Exercise objective: Reproduce the listing below with every occurrence of "colorbar-segment" switched to "colorbar-bin", leaving everything else untouched and omitting the pictures.

************

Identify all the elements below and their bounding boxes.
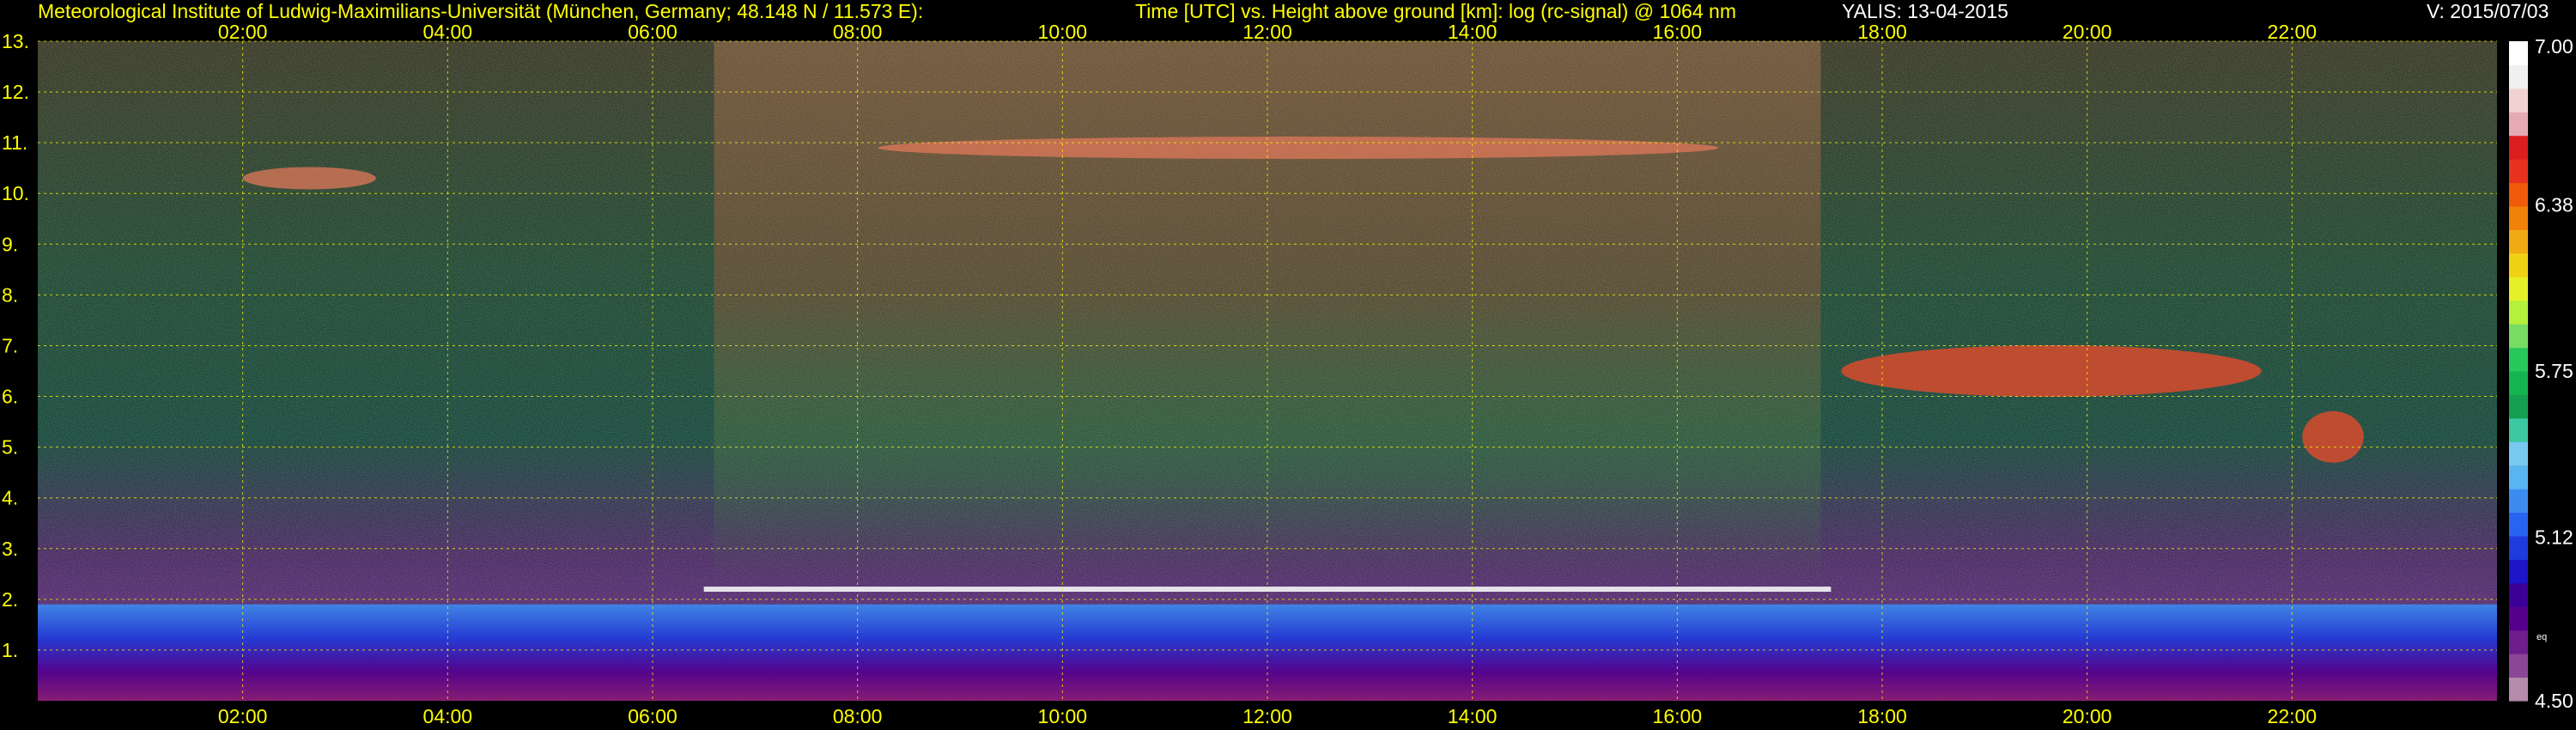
colorbar-segment	[2509, 229, 2528, 254]
colorbar-segment	[2509, 536, 2528, 560]
x-tick-label-bottom: 04:00	[423, 705, 473, 727]
colorbar-segment	[2509, 630, 2528, 654]
colorbar-segment	[2509, 465, 2528, 490]
x-tick-label-top: 02:00	[218, 21, 268, 43]
colorbar-segment	[2509, 559, 2528, 584]
y-tick-label: 5.	[2, 436, 18, 459]
y-tick-label: 13.	[2, 30, 29, 52]
y-tick-label: 12.	[2, 81, 29, 103]
colorbar-segment	[2509, 324, 2528, 349]
colorbar-segment	[2509, 206, 2528, 230]
colorbar-segment	[2509, 394, 2528, 419]
y-tick-label: 11.	[2, 131, 27, 154]
x-tick-label-top: 12:00	[1242, 21, 1292, 43]
colorbar-segment	[2509, 159, 2528, 184]
y-tick-label: 7.	[2, 334, 18, 356]
x-tick-label-bottom: 06:00	[628, 705, 677, 727]
y-axis: 1. 2. 3. 4. 5. 6. 7. 8. 9. 10. 11. 12. 13.	[2, 30, 29, 661]
x-tick-label-top: 14:00	[1448, 21, 1498, 43]
feature-cloud-3	[878, 137, 1719, 160]
feature-cloud-2	[242, 167, 376, 190]
colorbar-segment	[2509, 182, 2528, 207]
feature-cloud-5	[2302, 411, 2364, 463]
colorbar-tiny-label: eq	[2537, 632, 2547, 642]
colorbar-segment	[2509, 582, 2528, 607]
y-tick-label: 1.	[2, 639, 18, 661]
y-tick-label: 3.	[2, 538, 18, 560]
colorbar-segment	[2509, 677, 2528, 702]
x-axis-top: 02:00 04:00 06:00 08:00 10:00 12:00 14:00 16:00…	[218, 21, 2317, 43]
x-tick-label-top: 18:00	[1857, 21, 1907, 43]
y-tick-label: 9.	[2, 233, 18, 255]
colorbar-segment	[2509, 347, 2528, 372]
colorbar-label: 4.50	[2535, 690, 2573, 712]
x-tick-label-top: 08:00	[833, 21, 883, 43]
colorbar-segment	[2509, 489, 2528, 514]
y-tick-label: 10.	[2, 182, 29, 204]
colorbar-segment	[2509, 371, 2528, 395]
colorbar-label: 7.00	[2535, 35, 2573, 58]
colorbar-segment	[2509, 135, 2528, 160]
colorbar-segment	[2509, 112, 2528, 137]
colorbar: 7.00 6.38 5.75 5.12 4.50 eq	[2509, 35, 2573, 712]
x-tick-label-bottom: 18:00	[1857, 705, 1907, 727]
y-tick-label: 2.	[2, 588, 18, 611]
feature-cloud-4	[1841, 345, 2262, 397]
colorbar-segment	[2509, 441, 2528, 466]
colorbar-label: 5.12	[2535, 526, 2573, 549]
colorbar-segment	[2509, 300, 2528, 325]
y-tick-label: 6.	[2, 386, 18, 408]
colorbar-segment	[2509, 277, 2528, 301]
y-tick-label: 8.	[2, 283, 18, 306]
x-tick-label-top: 16:00	[1653, 21, 1703, 43]
y-tick-label: 4.	[2, 487, 18, 509]
colorbar-segment	[2509, 417, 2528, 442]
colorbar-segment	[2509, 64, 2528, 89]
x-tick-label-top: 22:00	[2268, 21, 2318, 43]
colorbar-label: 6.38	[2535, 193, 2573, 216]
colorbar-segment	[2509, 41, 2528, 65]
x-tick-label-bottom: 12:00	[1242, 705, 1292, 727]
x-tick-label-top: 06:00	[628, 21, 677, 43]
x-tick-label-bottom: 14:00	[1448, 705, 1498, 727]
x-tick-label-bottom: 22:00	[2268, 705, 2318, 727]
x-tick-label-bottom: 10:00	[1038, 705, 1088, 727]
colorbar-segment	[2509, 654, 2528, 678]
x-tick-label-bottom: 02:00	[218, 705, 268, 727]
lidar-chart: 1. 2. 3. 4. 5. 6. 7. 8. 9. 10. 11. 12. 13. 02:00 04:0…	[2, 21, 2573, 727]
x-tick-label-bottom: 08:00	[833, 705, 883, 727]
x-tick-label-bottom: 16:00	[1653, 705, 1703, 727]
colorbar-segment	[2509, 606, 2528, 631]
x-tick-label-top: 04:00	[423, 21, 473, 43]
x-axis-bottom: 02:00 04:00 06:00 08:00 10:00 12:00 14:00 16:00…	[218, 705, 2317, 727]
colorbar-segment	[2509, 88, 2528, 113]
x-tick-label-top: 20:00	[2063, 21, 2112, 43]
x-tick-label-top: 10:00	[1038, 21, 1088, 43]
colorbar-segment	[2509, 512, 2528, 537]
x-tick-label-bottom: 20:00	[2063, 705, 2112, 727]
colorbar-label: 5.75	[2535, 360, 2573, 382]
colorbar-segment	[2509, 252, 2528, 277]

************

Finished answer:
Identify all the elements below and their bounding boxes.
colorbar-bin	[2509, 229, 2528, 254]
colorbar-bin	[2509, 536, 2528, 560]
x-tick-label-bottom: 04:00	[423, 705, 473, 727]
colorbar-bin	[2509, 630, 2528, 654]
colorbar-bin	[2509, 465, 2528, 490]
x-tick-label-top: 02:00	[218, 21, 268, 43]
colorbar-bin	[2509, 559, 2528, 584]
y-tick-label: 5.	[2, 436, 18, 459]
y-tick-label: 13.	[2, 30, 29, 52]
y-tick-label: 12.	[2, 81, 29, 103]
colorbar-bin	[2509, 324, 2528, 349]
colorbar-bin	[2509, 206, 2528, 230]
colorbar-bin	[2509, 394, 2528, 419]
y-tick-label: 11.	[2, 131, 27, 154]
x-tick-label-top: 12:00	[1242, 21, 1292, 43]
colorbar-bin	[2509, 159, 2528, 184]
y-tick-label: 7.	[2, 334, 18, 356]
x-tick-label-bottom: 06:00	[628, 705, 677, 727]
y-axis: 1. 2. 3. 4. 5. 6. 7. 8. 9. 10. 11. 12. 13.	[2, 30, 29, 661]
x-tick-label-top: 14:00	[1448, 21, 1498, 43]
feature-cloud-3	[878, 137, 1719, 160]
feature-cloud-2	[242, 167, 376, 190]
colorbar-bin	[2509, 182, 2528, 207]
feature-cloud-5	[2302, 411, 2364, 463]
colorbar-tiny-label: eq	[2537, 632, 2547, 642]
colorbar-bin	[2509, 582, 2528, 607]
y-tick-label: 1.	[2, 639, 18, 661]
y-tick-label: 3.	[2, 538, 18, 560]
colorbar-bin	[2509, 677, 2528, 702]
x-axis-top: 02:00 04:00 06:00 08:00 10:00 12:00 14:00 16:00…	[218, 21, 2317, 43]
x-tick-label-top: 18:00	[1857, 21, 1907, 43]
y-tick-label: 9.	[2, 233, 18, 255]
colorbar-bin	[2509, 347, 2528, 372]
colorbar-label: 4.50	[2535, 690, 2573, 712]
x-tick-label-top: 08:00	[833, 21, 883, 43]
colorbar-bin	[2509, 489, 2528, 514]
y-tick-label: 10.	[2, 182, 29, 204]
colorbar-bin	[2509, 371, 2528, 395]
colorbar-label: 7.00	[2535, 35, 2573, 58]
colorbar-bin	[2509, 135, 2528, 160]
colorbar-bin	[2509, 112, 2528, 137]
colorbar: 7.00 6.38 5.75 5.12 4.50 eq	[2509, 35, 2573, 712]
x-tick-label-bottom: 18:00	[1857, 705, 1907, 727]
y-tick-label: 2.	[2, 588, 18, 611]
feature-cloud-4	[1841, 345, 2262, 397]
colorbar-bin	[2509, 441, 2528, 466]
colorbar-label: 5.12	[2535, 526, 2573, 549]
colorbar-bin	[2509, 300, 2528, 325]
y-tick-label: 6.	[2, 386, 18, 408]
colorbar-bin	[2509, 277, 2528, 301]
y-tick-label: 8.	[2, 283, 18, 306]
x-tick-label-top: 16:00	[1653, 21, 1703, 43]
y-tick-label: 4.	[2, 487, 18, 509]
colorbar-bin	[2509, 417, 2528, 442]
colorbar-bin	[2509, 64, 2528, 89]
x-tick-label-top: 22:00	[2268, 21, 2318, 43]
colorbar-label: 6.38	[2535, 193, 2573, 216]
colorbar-bin	[2509, 41, 2528, 65]
x-tick-label-bottom: 12:00	[1242, 705, 1292, 727]
x-tick-label-top: 06:00	[628, 21, 677, 43]
x-tick-label-bottom: 14:00	[1448, 705, 1498, 727]
x-tick-label-bottom: 22:00	[2268, 705, 2318, 727]
x-tick-label-bottom: 10:00	[1038, 705, 1088, 727]
colorbar-bin	[2509, 654, 2528, 678]
x-tick-label-bottom: 02:00	[218, 705, 268, 727]
lidar-chart: 1. 2. 3. 4. 5. 6. 7. 8. 9. 10. 11. 12. 13. 02:00 04:0…	[2, 21, 2573, 727]
x-tick-label-bottom: 08:00	[833, 705, 883, 727]
x-tick-label-bottom: 16:00	[1653, 705, 1703, 727]
colorbar-bin	[2509, 606, 2528, 631]
x-tick-label-top: 04:00	[423, 21, 473, 43]
x-axis-bottom: 02:00 04:00 06:00 08:00 10:00 12:00 14:00 16:00…	[218, 705, 2317, 727]
colorbar-bin	[2509, 88, 2528, 113]
x-tick-label-top: 20:00	[2063, 21, 2112, 43]
x-tick-label-top: 10:00	[1038, 21, 1088, 43]
colorbar-bin	[2509, 512, 2528, 537]
x-tick-label-bottom: 20:00	[2063, 705, 2112, 727]
colorbar-label: 5.75	[2535, 360, 2573, 382]
colorbar-bin	[2509, 252, 2528, 277]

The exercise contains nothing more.